▶ Task brief
Word for word, retype every entry in the listing.

--------------------------------------------------

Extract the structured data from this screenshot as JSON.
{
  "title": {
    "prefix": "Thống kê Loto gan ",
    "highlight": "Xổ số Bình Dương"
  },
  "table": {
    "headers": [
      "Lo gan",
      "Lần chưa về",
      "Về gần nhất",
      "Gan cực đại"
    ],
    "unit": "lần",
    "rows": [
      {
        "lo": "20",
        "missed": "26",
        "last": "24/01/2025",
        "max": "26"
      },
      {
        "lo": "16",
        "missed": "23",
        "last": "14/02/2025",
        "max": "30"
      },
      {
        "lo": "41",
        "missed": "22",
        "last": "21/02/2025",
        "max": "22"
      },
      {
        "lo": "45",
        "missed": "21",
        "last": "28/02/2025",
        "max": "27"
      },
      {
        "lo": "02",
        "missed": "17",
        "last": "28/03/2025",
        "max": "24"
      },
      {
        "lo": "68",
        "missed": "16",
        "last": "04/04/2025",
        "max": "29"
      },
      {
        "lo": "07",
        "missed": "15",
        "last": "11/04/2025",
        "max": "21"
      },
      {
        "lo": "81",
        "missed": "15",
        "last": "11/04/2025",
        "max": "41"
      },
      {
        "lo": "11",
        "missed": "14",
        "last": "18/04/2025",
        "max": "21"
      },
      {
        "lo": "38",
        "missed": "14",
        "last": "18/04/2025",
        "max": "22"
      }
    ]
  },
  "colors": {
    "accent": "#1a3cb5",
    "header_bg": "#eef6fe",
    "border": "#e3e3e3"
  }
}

--------------------------------------------------

▶ Exercise output
Extract the structured data from this screenshot as JSON.
{
  "title": {
    "prefix": "Thống kê Loto gan ",
    "highlight": "Xổ số Bình Dương"
  },
  "table": {
    "headers": [
      "Lo gan",
      "Lần chưa về",
      "Về gần nhất",
      "Gan cực đại"
    ],
    "unit": "lần",
    "rows": [
      {
        "lo": "20",
        "missed": "26",
        "last": "24/01/2025",
        "max": "26"
      },
      {
        "lo": "16",
        "missed": "23",
        "last": "14/02/2025",
        "max": "30"
      },
      {
        "lo": "41",
        "missed": "22",
        "last": "21/02/2025",
        "max": "22"
      },
      {
        "lo": "45",
        "missed": "21",
        "last": "28/02/2025",
        "max": "27"
      },
      {
        "lo": "02",
        "missed": "17",
        "last": "28/03/2025",
        "max": "24"
      },
      {
        "lo": "68",
        "missed": "16",
        "last": "04/04/2025",
        "max": "29"
      },
      {
        "lo": "07",
        "missed": "15",
        "last": "11/04/2025",
        "max": "21"
      },
      {
        "lo": "81",
        "missed": "15",
        "last": "11/04/2025",
        "max": "41"
      },
      {
        "lo": "11",
        "missed": "14",
        "last": "18/04/2025",
        "max": "21"
      },
      {
        "lo": "38",
        "missed": "14",
        "last": "18/04/2025",
        "max": "22"
      }
    ]
  },
  "colors": {
    "accent": "#1a3cb5",
    "header_bg": "#eef6fe",
    "border": "#e3e3e3"
  }
}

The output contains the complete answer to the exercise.